- EXERCISE TASK
Print every entry word for word, but omit the pictures.

%%

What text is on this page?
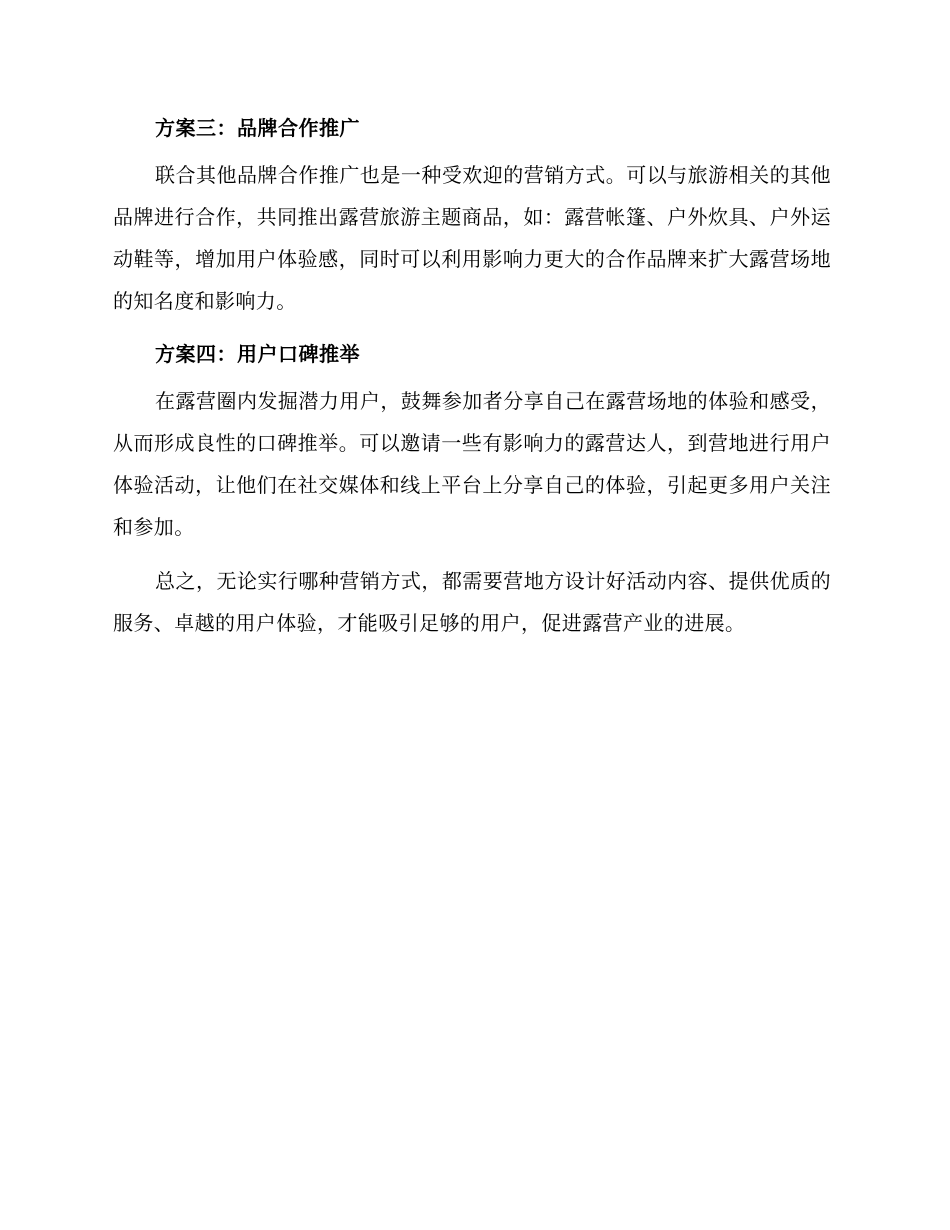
方案三：品牌合作推广

联合其他品牌合作推广也是一种受欢迎的营销方式。可以与旅游相关的其他品牌进行合作，共同推出露营旅游主题商品，如：露营帐篷、户外炊具、户外运动鞋等，增加用户体验感，同时可以利用影响力更大的合作品牌来扩大露营场地的知名度和影响力。

方案四：用户口碑推举

在露营圈内发掘潜力用户，鼓舞参加者分享自己在露营场地的体验和感受，从而形成良性的口碑推举。可以邀请一些有影响力的露营达人，到营地进行用户体验活动，让他们在社交媒体和线上平台上分享自己的体验，引起更多用户关注和参加。

总之，无论实行哪种营销方式，都需要营地方设计好活动内容、提供优质的服务、卓越的用户体验，才能吸引足够的用户，促进露营产业的进展。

%%

- EXPECTED ANSWER
What text is on this page?
方案三：品牌合作推广

联合其他品牌合作推广也是一种受欢迎的营销方式。可以与旅游相关的其他品牌进行合作，共同推出露营旅游主题商品，如：露营帐篷、户外炊具、户外运动鞋等，增加用户体验感，同时可以利用影响力更大的合作品牌来扩大露营场地的知名度和影响力。

方案四：用户口碑推举

在露营圈内发掘潜力用户，鼓舞参加者分享自己在露营场地的体验和感受，从而形成良性的口碑推举。可以邀请一些有影响力的露营达人，到营地进行用户体验活动，让他们在社交媒体和线上平台上分享自己的体验，引起更多用户关注和参加。

总之，无论实行哪种营销方式，都需要营地方设计好活动内容、提供优质的服务、卓越的用户体验，才能吸引足够的用户，促进露营产业的进展。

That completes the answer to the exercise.